* What to work on
Go through the entries below and pick out every line with "into".

## start Data provided

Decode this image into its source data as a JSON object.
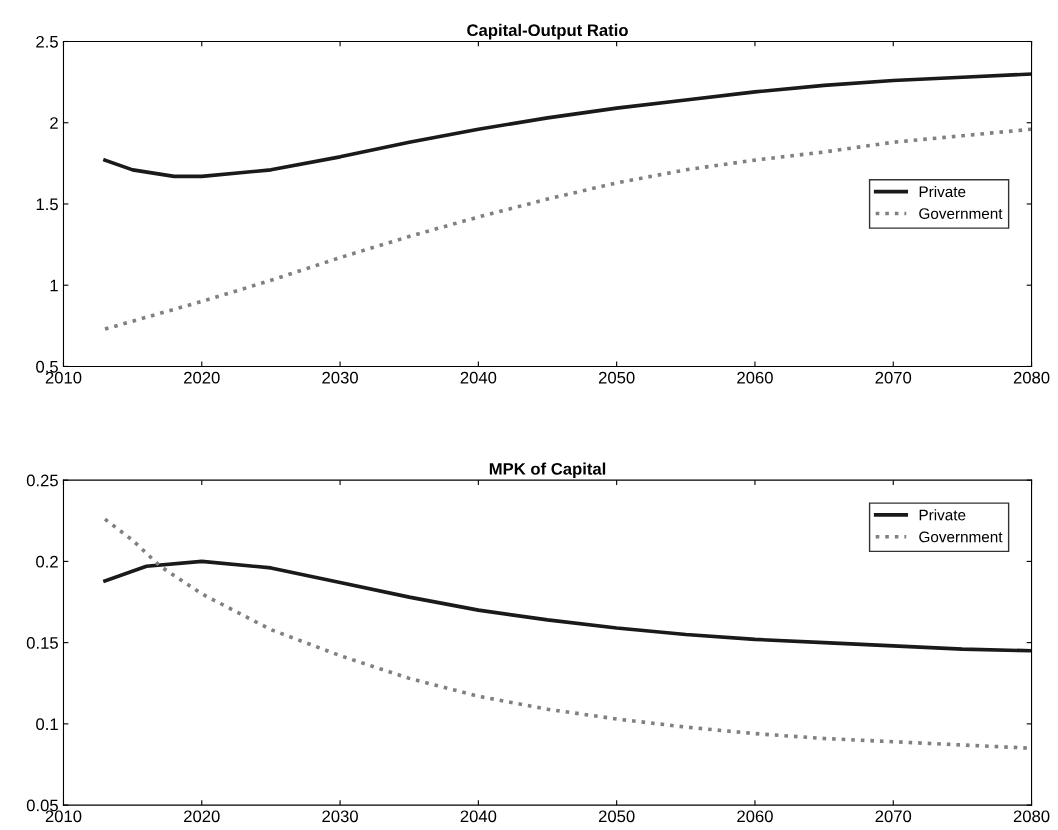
{
  "chart_data": [
    {
      "type": "line",
      "title": "Capital-Output Ratio",
      "xlim": [
        2010,
        2080
      ],
      "xticks": [
        2010,
        2020,
        2030,
        2040,
        2050,
        2060,
        2070,
        2080
      ],
      "ylim": [
        0.5,
        2.5
      ],
      "yticks": [
        0.5,
        1,
        1.5,
        2,
        2.5
      ],
      "grid": false,
      "legend": "right",
      "series": [
        {
          "name": "Private",
          "color": "#1a1a1a",
          "line_style": "solid",
          "x": [
            2013,
            2015,
            2018,
            2020,
            2025,
            2030,
            2035,
            2040,
            2045,
            2050,
            2055,
            2060,
            2065,
            2070,
            2075,
            2080
          ],
          "values": [
            1.77,
            1.71,
            1.67,
            1.67,
            1.71,
            1.79,
            1.88,
            1.96,
            2.03,
            2.09,
            2.14,
            2.19,
            2.23,
            2.26,
            2.28,
            2.3
          ]
        },
        {
          "name": "Government",
          "color": "#808080",
          "line_style": "dotted",
          "x": [
            2013,
            2020,
            2025,
            2030,
            2035,
            2040,
            2045,
            2050,
            2055,
            2060,
            2065,
            2070,
            2075,
            2080
          ],
          "values": [
            0.73,
            0.9,
            1.03,
            1.17,
            1.3,
            1.42,
            1.53,
            1.63,
            1.71,
            1.77,
            1.82,
            1.88,
            1.92,
            1.96
          ]
        }
      ]
    },
    {
      "type": "line",
      "title": "MPK of Capital",
      "xlim": [
        2010,
        2080
      ],
      "xticks": [
        2010,
        2020,
        2030,
        2040,
        2050,
        2060,
        2070,
        2080
      ],
      "ylim": [
        0.05,
        0.25
      ],
      "yticks": [
        0.05,
        0.1,
        0.15,
        0.2,
        0.25
      ],
      "grid": false,
      "legend": "top right",
      "series": [
        {
          "name": "Private",
          "color": "#1a1a1a",
          "line_style": "solid",
          "x": [
            2013,
            2016,
            2020,
            2025,
            2030,
            2035,
            2040,
            2045,
            2050,
            2055,
            2060,
            2065,
            2070,
            2075,
            2080
          ],
          "values": [
            0.188,
            0.197,
            0.2,
            0.196,
            0.187,
            0.178,
            0.17,
            0.164,
            0.159,
            0.155,
            0.152,
            0.15,
            0.148,
            0.146,
            0.145
          ]
        },
        {
          "name": "Government",
          "color": "#808080",
          "line_style": "dotted",
          "x": [
            2013,
            2015,
            2017,
            2020,
            2025,
            2030,
            2035,
            2040,
            2045,
            2050,
            2055,
            2060,
            2065,
            2070,
            2075,
            2080
          ],
          "values": [
            0.226,
            0.213,
            0.197,
            0.18,
            0.158,
            0.142,
            0.128,
            0.117,
            0.109,
            0.103,
            0.098,
            0.094,
            0.091,
            0.089,
            0.087,
            0.085
          ]
        }
      ]
    }
  ]
}
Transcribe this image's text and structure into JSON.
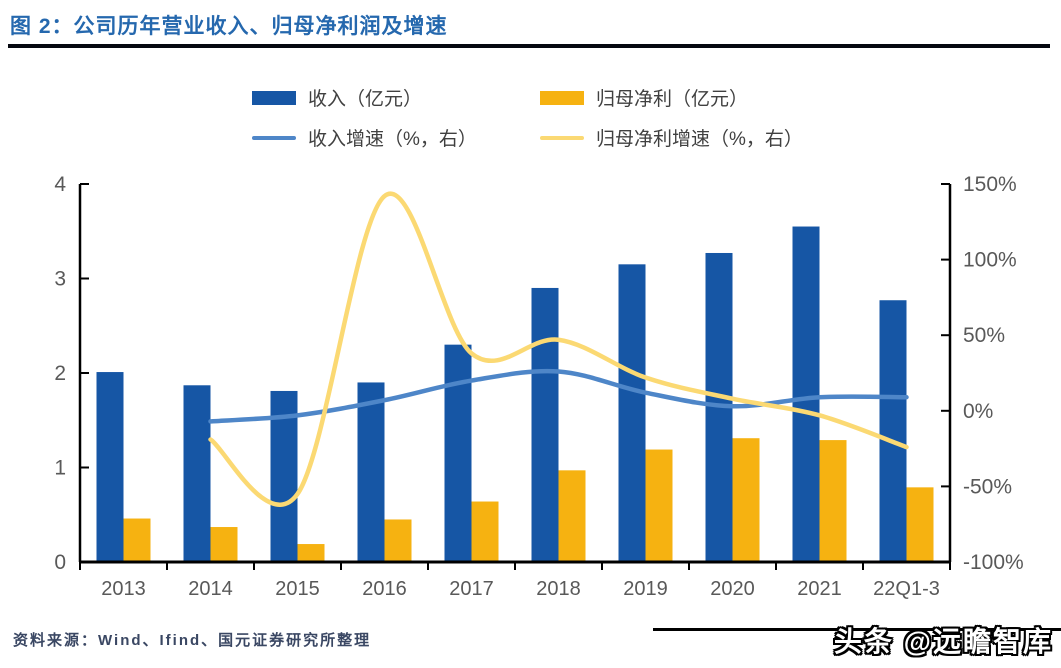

## end Data provided

* Response to this task
Decode this image into its source data as a JSON object.
Transcribe this image's text and structure into JSON.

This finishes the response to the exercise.